— Begin Recorded information —
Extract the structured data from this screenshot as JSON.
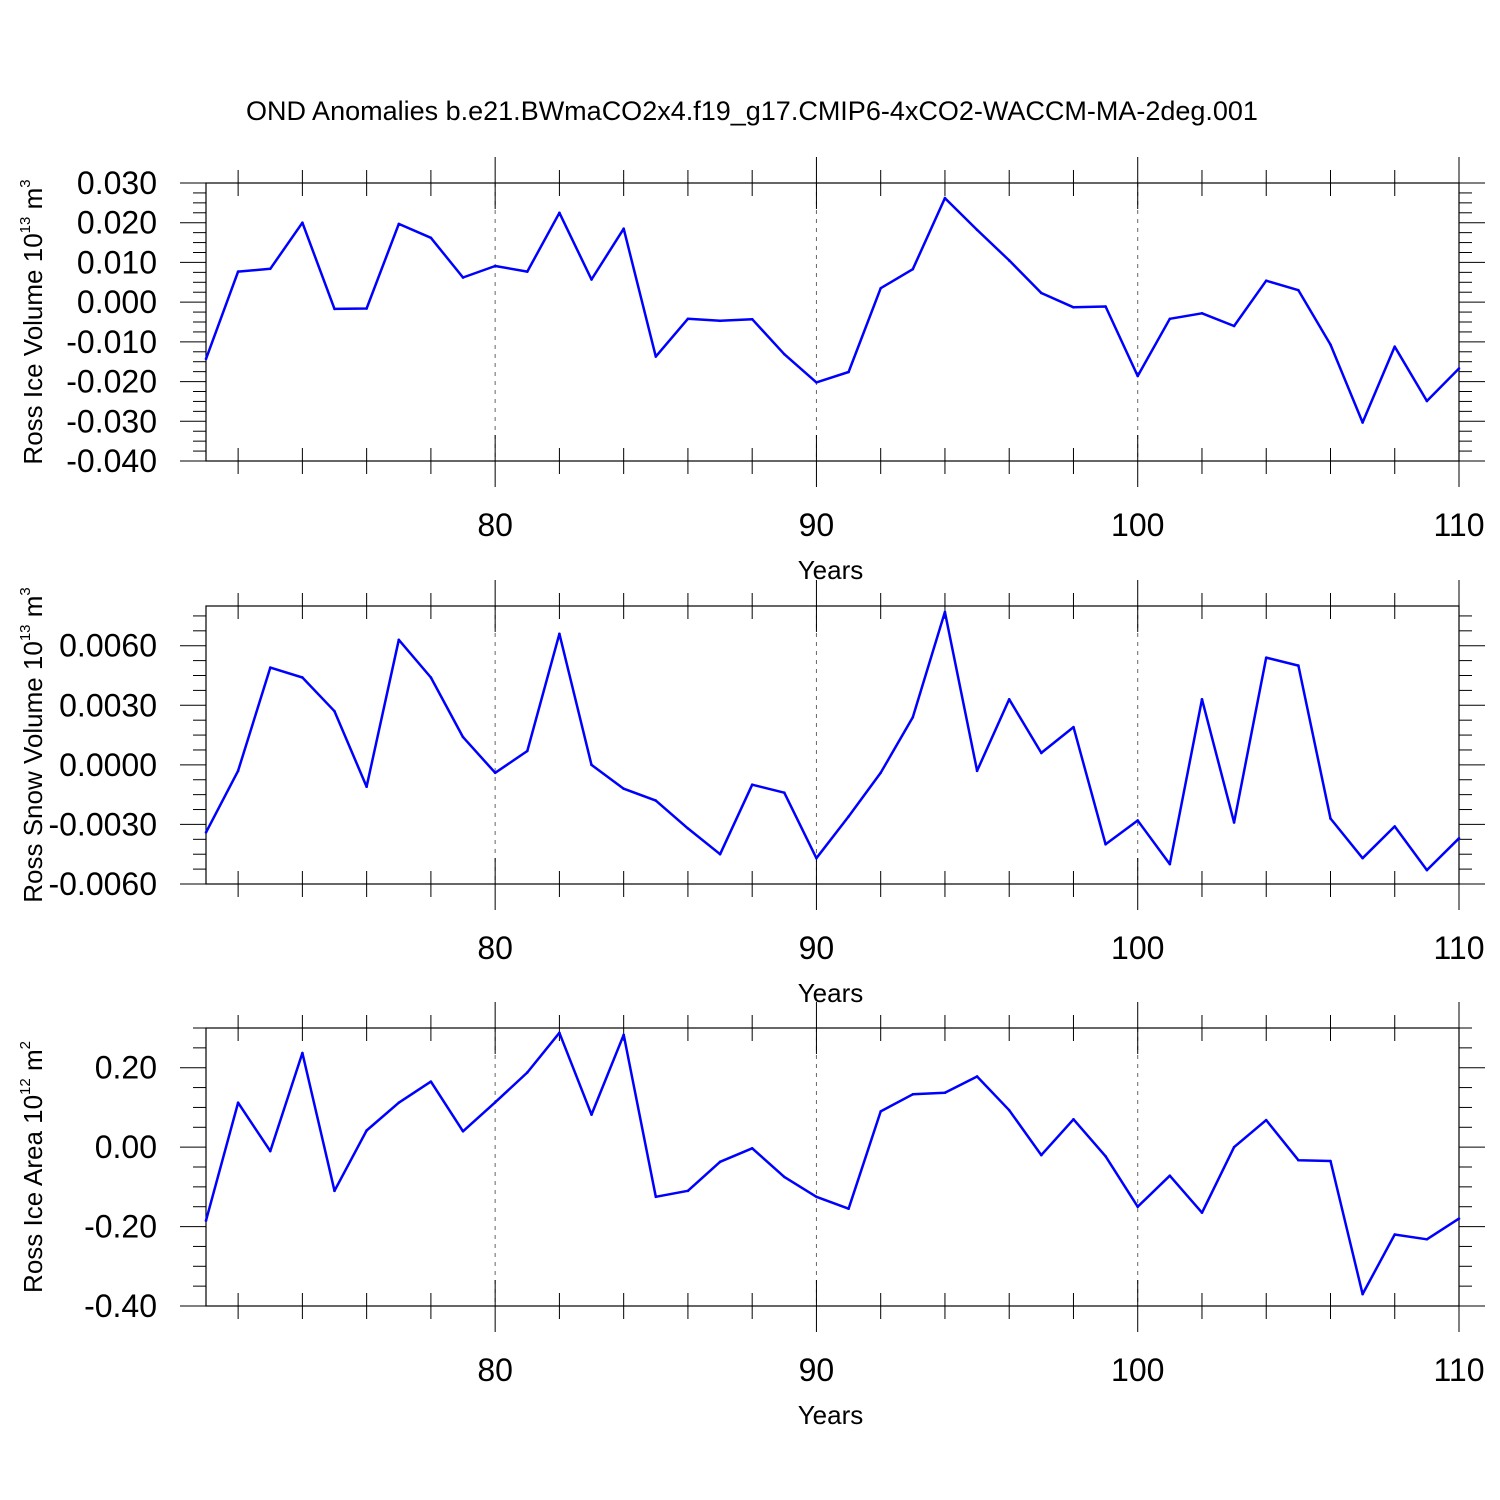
{
  "figure_title": "OND Anomalies b.e21.BWmaCO2x4.f19_g17.CMIP6-4xCO2-WACCM-MA-2deg.001",
  "series_color": "#0000ff",
  "chart_data": [
    {
      "type": "line",
      "ylabel": "Ross Ice Volume 10",
      "ylabel_exp": "13",
      "ylabel_unit": " m",
      "ylabel_unit_exp": "3",
      "xlabel": "Years",
      "xlim": [
        71,
        110
      ],
      "ylim": [
        -0.04,
        0.03
      ],
      "xticks": [
        80,
        90,
        100,
        110
      ],
      "xtick_labels": [
        "80",
        "90",
        "100",
        "110"
      ],
      "yticks": [
        0.03,
        0.02,
        0.01,
        0.0,
        -0.01,
        -0.02,
        -0.03,
        -0.04
      ],
      "ytick_labels": [
        "0.030",
        "0.020",
        "0.010",
        "0.000",
        "-0.010",
        "-0.020",
        "-0.030",
        "-0.040"
      ],
      "x": [
        71,
        72,
        73,
        74,
        75,
        76,
        77,
        78,
        79,
        80,
        81,
        82,
        83,
        84,
        85,
        86,
        87,
        88,
        89,
        90,
        91,
        92,
        93,
        94,
        95,
        96,
        97,
        98,
        99,
        100,
        101,
        102,
        103,
        104,
        105,
        106,
        107,
        108,
        109,
        110
      ],
      "values": [
        -0.0143,
        0.0077,
        0.0084,
        0.02,
        -0.0017,
        -0.0016,
        0.0197,
        0.0162,
        0.0062,
        0.0091,
        0.0077,
        0.0225,
        0.0057,
        0.0185,
        -0.0137,
        -0.0042,
        -0.0047,
        -0.0043,
        -0.0131,
        -0.0202,
        -0.0176,
        0.0035,
        0.0083,
        0.0262,
        0.0182,
        0.0105,
        0.0023,
        -0.0013,
        -0.0011,
        -0.0186,
        -0.0042,
        -0.0028,
        -0.006,
        0.0054,
        0.003,
        -0.0107,
        -0.0303,
        -0.0112,
        -0.0249,
        -0.0167
      ]
    },
    {
      "type": "line",
      "ylabel": "Ross Snow Volume 10",
      "ylabel_exp": "13",
      "ylabel_unit": " m",
      "ylabel_unit_exp": "3",
      "xlabel": "Years",
      "xlim": [
        71,
        110
      ],
      "ylim": [
        -0.006,
        0.008
      ],
      "xticks": [
        80,
        90,
        100,
        110
      ],
      "xtick_labels": [
        "80",
        "90",
        "100",
        "110"
      ],
      "yticks": [
        0.006,
        0.003,
        0.0,
        -0.003,
        -0.006
      ],
      "ytick_labels": [
        "0.0060",
        "0.0030",
        "0.0000",
        "-0.0030",
        "-0.0060"
      ],
      "x": [
        71,
        72,
        73,
        74,
        75,
        76,
        77,
        78,
        79,
        80,
        81,
        82,
        83,
        84,
        85,
        86,
        87,
        88,
        89,
        90,
        91,
        92,
        93,
        94,
        95,
        96,
        97,
        98,
        99,
        100,
        101,
        102,
        103,
        104,
        105,
        106,
        107,
        108,
        109,
        110
      ],
      "values": [
        -0.0034,
        -0.0003,
        0.0049,
        0.0044,
        0.0027,
        -0.0011,
        0.0063,
        0.0044,
        0.0014,
        -0.0004,
        0.0007,
        0.0066,
        0.0,
        -0.0012,
        -0.0018,
        -0.0032,
        -0.0045,
        -0.001,
        -0.0014,
        -0.0047,
        -0.0026,
        -0.0004,
        0.0024,
        0.0077,
        -0.0003,
        0.0033,
        0.0006,
        0.0019,
        -0.004,
        -0.0028,
        -0.005,
        0.0033,
        -0.0029,
        0.0054,
        0.005,
        -0.0027,
        -0.0047,
        -0.0031,
        -0.0053,
        -0.0037
      ]
    },
    {
      "type": "line",
      "ylabel": "Ross Ice Area 10",
      "ylabel_exp": "12",
      "ylabel_unit": " m",
      "ylabel_unit_exp": "2",
      "xlabel": "Years",
      "xlim": [
        71,
        110
      ],
      "ylim": [
        -0.4,
        0.3
      ],
      "xticks": [
        80,
        90,
        100,
        110
      ],
      "xtick_labels": [
        "80",
        "90",
        "100",
        "110"
      ],
      "yticks": [
        0.2,
        0.0,
        -0.2,
        -0.4
      ],
      "ytick_labels": [
        "0.20",
        "0.00",
        "-0.20",
        "-0.40"
      ],
      "x": [
        71,
        72,
        73,
        74,
        75,
        76,
        77,
        78,
        79,
        80,
        81,
        82,
        83,
        84,
        85,
        86,
        87,
        88,
        89,
        90,
        91,
        92,
        93,
        94,
        95,
        96,
        97,
        98,
        99,
        100,
        101,
        102,
        103,
        104,
        105,
        106,
        107,
        108,
        109,
        110
      ],
      "values": [
        -0.185,
        0.112,
        -0.01,
        0.237,
        -0.11,
        0.042,
        0.112,
        0.165,
        0.04,
        0.113,
        0.188,
        0.288,
        0.082,
        0.283,
        -0.125,
        -0.11,
        -0.037,
        -0.003,
        -0.075,
        -0.125,
        -0.155,
        0.09,
        0.133,
        0.137,
        0.178,
        0.093,
        -0.02,
        0.07,
        -0.023,
        -0.15,
        -0.072,
        -0.165,
        0.0,
        0.068,
        -0.033,
        -0.035,
        -0.37,
        -0.22,
        -0.232,
        -0.18
      ]
    }
  ]
}
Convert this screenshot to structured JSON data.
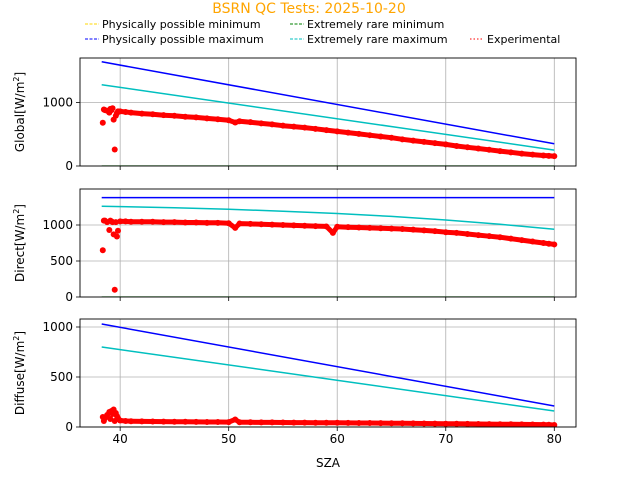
— End Recorded information —
Goal of the exercise | Quote in full the listing given above; the images are to be left out.

Solution for this problem |
Extract the structured data from this screenshot as JSON.
{
  "figure_title": "OND Anomalies b.e21.BWmaCO2x4.f19_g17.CMIP6-4xCO2-WACCM-MA-2deg.001",
  "series_color": "#0000ff",
  "chart_data": [
    {
      "type": "line",
      "ylabel": "Ross Ice Volume 10",
      "ylabel_exp": "13",
      "ylabel_unit": " m",
      "ylabel_unit_exp": "3",
      "xlabel": "Years",
      "xlim": [
        71,
        110
      ],
      "ylim": [
        -0.04,
        0.03
      ],
      "xticks": [
        80,
        90,
        100,
        110
      ],
      "xtick_labels": [
        "80",
        "90",
        "100",
        "110"
      ],
      "yticks": [
        0.03,
        0.02,
        0.01,
        0.0,
        -0.01,
        -0.02,
        -0.03,
        -0.04
      ],
      "ytick_labels": [
        "0.030",
        "0.020",
        "0.010",
        "0.000",
        "-0.010",
        "-0.020",
        "-0.030",
        "-0.040"
      ],
      "x": [
        71,
        72,
        73,
        74,
        75,
        76,
        77,
        78,
        79,
        80,
        81,
        82,
        83,
        84,
        85,
        86,
        87,
        88,
        89,
        90,
        91,
        92,
        93,
        94,
        95,
        96,
        97,
        98,
        99,
        100,
        101,
        102,
        103,
        104,
        105,
        106,
        107,
        108,
        109,
        110
      ],
      "values": [
        -0.0143,
        0.0077,
        0.0084,
        0.02,
        -0.0017,
        -0.0016,
        0.0197,
        0.0162,
        0.0062,
        0.0091,
        0.0077,
        0.0225,
        0.0057,
        0.0185,
        -0.0137,
        -0.0042,
        -0.0047,
        -0.0043,
        -0.0131,
        -0.0202,
        -0.0176,
        0.0035,
        0.0083,
        0.0262,
        0.0182,
        0.0105,
        0.0023,
        -0.0013,
        -0.0011,
        -0.0186,
        -0.0042,
        -0.0028,
        -0.006,
        0.0054,
        0.003,
        -0.0107,
        -0.0303,
        -0.0112,
        -0.0249,
        -0.0167
      ]
    },
    {
      "type": "line",
      "ylabel": "Ross Snow Volume 10",
      "ylabel_exp": "13",
      "ylabel_unit": " m",
      "ylabel_unit_exp": "3",
      "xlabel": "Years",
      "xlim": [
        71,
        110
      ],
      "ylim": [
        -0.006,
        0.008
      ],
      "xticks": [
        80,
        90,
        100,
        110
      ],
      "xtick_labels": [
        "80",
        "90",
        "100",
        "110"
      ],
      "yticks": [
        0.006,
        0.003,
        0.0,
        -0.003,
        -0.006
      ],
      "ytick_labels": [
        "0.0060",
        "0.0030",
        "0.0000",
        "-0.0030",
        "-0.0060"
      ],
      "x": [
        71,
        72,
        73,
        74,
        75,
        76,
        77,
        78,
        79,
        80,
        81,
        82,
        83,
        84,
        85,
        86,
        87,
        88,
        89,
        90,
        91,
        92,
        93,
        94,
        95,
        96,
        97,
        98,
        99,
        100,
        101,
        102,
        103,
        104,
        105,
        106,
        107,
        108,
        109,
        110
      ],
      "values": [
        -0.0034,
        -0.0003,
        0.0049,
        0.0044,
        0.0027,
        -0.0011,
        0.0063,
        0.0044,
        0.0014,
        -0.0004,
        0.0007,
        0.0066,
        0.0,
        -0.0012,
        -0.0018,
        -0.0032,
        -0.0045,
        -0.001,
        -0.0014,
        -0.0047,
        -0.0026,
        -0.0004,
        0.0024,
        0.0077,
        -0.0003,
        0.0033,
        0.0006,
        0.0019,
        -0.004,
        -0.0028,
        -0.005,
        0.0033,
        -0.0029,
        0.0054,
        0.005,
        -0.0027,
        -0.0047,
        -0.0031,
        -0.0053,
        -0.0037
      ]
    },
    {
      "type": "line",
      "ylabel": "Ross Ice Area 10",
      "ylabel_exp": "12",
      "ylabel_unit": " m",
      "ylabel_unit_exp": "2",
      "xlabel": "Years",
      "xlim": [
        71,
        110
      ],
      "ylim": [
        -0.4,
        0.3
      ],
      "xticks": [
        80,
        90,
        100,
        110
      ],
      "xtick_labels": [
        "80",
        "90",
        "100",
        "110"
      ],
      "yticks": [
        0.2,
        0.0,
        -0.2,
        -0.4
      ],
      "ytick_labels": [
        "0.20",
        "0.00",
        "-0.20",
        "-0.40"
      ],
      "x": [
        71,
        72,
        73,
        74,
        75,
        76,
        77,
        78,
        79,
        80,
        81,
        82,
        83,
        84,
        85,
        86,
        87,
        88,
        89,
        90,
        91,
        92,
        93,
        94,
        95,
        96,
        97,
        98,
        99,
        100,
        101,
        102,
        103,
        104,
        105,
        106,
        107,
        108,
        109,
        110
      ],
      "values": [
        -0.185,
        0.112,
        -0.01,
        0.237,
        -0.11,
        0.042,
        0.112,
        0.165,
        0.04,
        0.113,
        0.188,
        0.288,
        0.082,
        0.283,
        -0.125,
        -0.11,
        -0.037,
        -0.003,
        -0.075,
        -0.125,
        -0.155,
        0.09,
        0.133,
        0.137,
        0.178,
        0.093,
        -0.02,
        0.07,
        -0.023,
        -0.15,
        -0.072,
        -0.165,
        0.0,
        0.068,
        -0.033,
        -0.035,
        -0.37,
        -0.22,
        -0.232,
        -0.18
      ]
    }
  ]
}
Convert this screenshot to structured JSON data.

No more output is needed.